_WRITTEN REQUEST_:
What is the count of lines in the listing below that hold the string "color"? Reply with that number alone.

_ENTRIES SHOWN_:
↓↓↓

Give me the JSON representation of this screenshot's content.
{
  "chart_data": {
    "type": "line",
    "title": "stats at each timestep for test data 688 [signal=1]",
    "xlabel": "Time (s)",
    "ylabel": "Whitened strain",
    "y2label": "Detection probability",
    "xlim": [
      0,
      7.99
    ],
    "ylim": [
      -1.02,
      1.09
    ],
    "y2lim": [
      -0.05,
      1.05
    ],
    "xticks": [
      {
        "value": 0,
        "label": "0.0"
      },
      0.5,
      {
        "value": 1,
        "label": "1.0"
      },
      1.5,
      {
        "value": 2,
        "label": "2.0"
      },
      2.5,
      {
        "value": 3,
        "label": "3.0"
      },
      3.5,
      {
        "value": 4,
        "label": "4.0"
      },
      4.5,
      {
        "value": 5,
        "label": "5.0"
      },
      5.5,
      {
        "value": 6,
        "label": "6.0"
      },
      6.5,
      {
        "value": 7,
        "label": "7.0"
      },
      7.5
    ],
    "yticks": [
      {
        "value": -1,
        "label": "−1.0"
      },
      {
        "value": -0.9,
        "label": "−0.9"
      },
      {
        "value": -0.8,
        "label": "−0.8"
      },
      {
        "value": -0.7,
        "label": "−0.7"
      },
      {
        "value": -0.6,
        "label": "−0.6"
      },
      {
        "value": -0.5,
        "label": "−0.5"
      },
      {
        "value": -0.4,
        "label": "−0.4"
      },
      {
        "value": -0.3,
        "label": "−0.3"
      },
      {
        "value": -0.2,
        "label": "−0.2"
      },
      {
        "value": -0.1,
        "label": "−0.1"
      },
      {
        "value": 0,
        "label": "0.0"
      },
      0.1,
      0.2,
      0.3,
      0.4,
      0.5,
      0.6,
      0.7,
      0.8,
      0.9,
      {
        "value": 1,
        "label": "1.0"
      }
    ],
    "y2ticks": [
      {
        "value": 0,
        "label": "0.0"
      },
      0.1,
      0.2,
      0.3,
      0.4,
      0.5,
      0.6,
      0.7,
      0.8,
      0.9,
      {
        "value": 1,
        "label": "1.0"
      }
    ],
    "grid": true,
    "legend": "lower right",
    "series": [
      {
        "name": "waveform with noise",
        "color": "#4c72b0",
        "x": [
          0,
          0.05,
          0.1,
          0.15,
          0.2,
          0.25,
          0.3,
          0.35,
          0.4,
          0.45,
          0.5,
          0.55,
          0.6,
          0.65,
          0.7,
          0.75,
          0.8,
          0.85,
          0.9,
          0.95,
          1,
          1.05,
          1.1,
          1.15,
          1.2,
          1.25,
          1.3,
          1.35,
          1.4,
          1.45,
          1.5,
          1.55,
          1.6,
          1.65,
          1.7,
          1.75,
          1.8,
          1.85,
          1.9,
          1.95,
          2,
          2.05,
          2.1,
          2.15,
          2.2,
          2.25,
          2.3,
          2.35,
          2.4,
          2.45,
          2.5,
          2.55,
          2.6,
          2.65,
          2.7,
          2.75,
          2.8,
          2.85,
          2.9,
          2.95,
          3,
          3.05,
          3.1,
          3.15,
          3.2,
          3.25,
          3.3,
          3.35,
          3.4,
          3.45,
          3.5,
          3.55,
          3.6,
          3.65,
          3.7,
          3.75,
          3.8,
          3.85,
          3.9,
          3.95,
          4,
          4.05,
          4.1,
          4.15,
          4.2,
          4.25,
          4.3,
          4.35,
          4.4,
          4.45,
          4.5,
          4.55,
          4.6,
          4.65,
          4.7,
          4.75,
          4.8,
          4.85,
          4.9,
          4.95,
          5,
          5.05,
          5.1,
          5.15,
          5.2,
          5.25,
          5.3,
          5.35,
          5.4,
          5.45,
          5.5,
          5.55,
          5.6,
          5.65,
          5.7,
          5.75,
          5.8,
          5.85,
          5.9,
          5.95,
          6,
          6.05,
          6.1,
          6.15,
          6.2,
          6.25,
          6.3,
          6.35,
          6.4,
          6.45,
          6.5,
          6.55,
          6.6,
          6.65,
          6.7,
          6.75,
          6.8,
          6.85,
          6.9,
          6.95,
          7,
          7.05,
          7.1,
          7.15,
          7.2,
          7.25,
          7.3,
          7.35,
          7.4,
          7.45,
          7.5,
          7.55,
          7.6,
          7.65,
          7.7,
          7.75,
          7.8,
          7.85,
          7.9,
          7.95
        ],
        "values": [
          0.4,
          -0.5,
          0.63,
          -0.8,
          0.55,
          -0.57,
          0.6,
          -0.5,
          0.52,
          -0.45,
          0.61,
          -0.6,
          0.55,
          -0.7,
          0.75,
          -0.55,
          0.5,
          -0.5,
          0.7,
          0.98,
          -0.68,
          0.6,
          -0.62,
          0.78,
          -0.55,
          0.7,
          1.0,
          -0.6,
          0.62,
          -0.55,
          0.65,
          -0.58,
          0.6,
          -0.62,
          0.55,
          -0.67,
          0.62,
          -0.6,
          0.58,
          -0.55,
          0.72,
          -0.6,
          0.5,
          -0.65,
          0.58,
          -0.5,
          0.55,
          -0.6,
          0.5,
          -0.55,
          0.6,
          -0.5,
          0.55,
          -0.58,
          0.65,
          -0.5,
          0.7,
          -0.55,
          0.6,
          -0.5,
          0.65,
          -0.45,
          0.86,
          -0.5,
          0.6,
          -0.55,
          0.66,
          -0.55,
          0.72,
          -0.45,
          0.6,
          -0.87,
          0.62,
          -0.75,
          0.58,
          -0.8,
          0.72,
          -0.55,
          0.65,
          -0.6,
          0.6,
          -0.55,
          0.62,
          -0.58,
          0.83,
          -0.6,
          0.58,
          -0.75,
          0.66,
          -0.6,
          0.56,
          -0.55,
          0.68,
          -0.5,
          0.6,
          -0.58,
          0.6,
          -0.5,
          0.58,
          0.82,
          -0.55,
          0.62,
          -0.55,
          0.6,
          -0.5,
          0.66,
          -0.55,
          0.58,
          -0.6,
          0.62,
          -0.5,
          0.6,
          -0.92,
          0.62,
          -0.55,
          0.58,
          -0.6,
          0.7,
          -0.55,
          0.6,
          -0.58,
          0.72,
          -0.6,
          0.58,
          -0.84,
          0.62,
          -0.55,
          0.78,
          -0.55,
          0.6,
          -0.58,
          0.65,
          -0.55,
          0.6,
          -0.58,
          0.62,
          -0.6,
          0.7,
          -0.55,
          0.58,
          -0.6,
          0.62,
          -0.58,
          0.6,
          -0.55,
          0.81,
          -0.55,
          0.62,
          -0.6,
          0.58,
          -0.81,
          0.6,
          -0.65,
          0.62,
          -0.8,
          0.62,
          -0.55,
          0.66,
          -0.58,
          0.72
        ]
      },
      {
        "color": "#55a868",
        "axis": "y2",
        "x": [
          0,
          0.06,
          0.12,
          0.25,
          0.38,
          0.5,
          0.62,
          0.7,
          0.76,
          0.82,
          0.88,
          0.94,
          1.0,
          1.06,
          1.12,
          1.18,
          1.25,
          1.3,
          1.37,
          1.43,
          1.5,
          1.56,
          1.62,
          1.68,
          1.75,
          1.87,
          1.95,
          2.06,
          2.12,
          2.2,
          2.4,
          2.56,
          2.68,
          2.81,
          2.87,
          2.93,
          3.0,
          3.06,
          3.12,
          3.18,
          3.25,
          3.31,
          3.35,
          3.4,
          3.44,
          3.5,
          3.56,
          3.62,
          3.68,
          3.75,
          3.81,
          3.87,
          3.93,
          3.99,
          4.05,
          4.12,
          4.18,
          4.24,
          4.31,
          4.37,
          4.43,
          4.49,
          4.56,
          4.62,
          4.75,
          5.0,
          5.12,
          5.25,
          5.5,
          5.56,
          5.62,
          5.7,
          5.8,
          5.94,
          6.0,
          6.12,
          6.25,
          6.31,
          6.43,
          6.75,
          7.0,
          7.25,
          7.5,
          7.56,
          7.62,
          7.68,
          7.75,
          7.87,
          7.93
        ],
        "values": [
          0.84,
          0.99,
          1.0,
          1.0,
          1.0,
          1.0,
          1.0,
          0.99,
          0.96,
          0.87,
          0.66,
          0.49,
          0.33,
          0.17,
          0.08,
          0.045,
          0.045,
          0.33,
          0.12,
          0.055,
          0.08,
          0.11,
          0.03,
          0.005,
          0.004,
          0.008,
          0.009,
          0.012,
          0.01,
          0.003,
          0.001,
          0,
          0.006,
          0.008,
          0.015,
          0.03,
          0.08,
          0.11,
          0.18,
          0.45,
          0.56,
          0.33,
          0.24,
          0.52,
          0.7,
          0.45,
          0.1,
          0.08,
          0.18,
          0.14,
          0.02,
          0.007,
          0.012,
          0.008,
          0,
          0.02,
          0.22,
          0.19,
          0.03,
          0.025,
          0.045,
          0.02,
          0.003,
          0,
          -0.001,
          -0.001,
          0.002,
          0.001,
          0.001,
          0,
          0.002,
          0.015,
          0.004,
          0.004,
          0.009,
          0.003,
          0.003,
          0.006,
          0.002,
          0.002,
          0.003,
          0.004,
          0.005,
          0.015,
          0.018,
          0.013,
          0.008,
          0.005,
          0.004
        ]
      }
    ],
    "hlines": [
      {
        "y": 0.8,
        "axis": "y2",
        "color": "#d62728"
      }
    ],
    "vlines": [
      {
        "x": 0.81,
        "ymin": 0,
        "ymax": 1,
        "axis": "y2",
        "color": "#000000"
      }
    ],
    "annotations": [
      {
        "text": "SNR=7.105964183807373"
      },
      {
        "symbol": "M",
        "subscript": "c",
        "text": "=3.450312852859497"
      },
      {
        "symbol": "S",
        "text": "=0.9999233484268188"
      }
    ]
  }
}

↑↑↑

_SOLUTION FOR THIS PROBLEM_:
4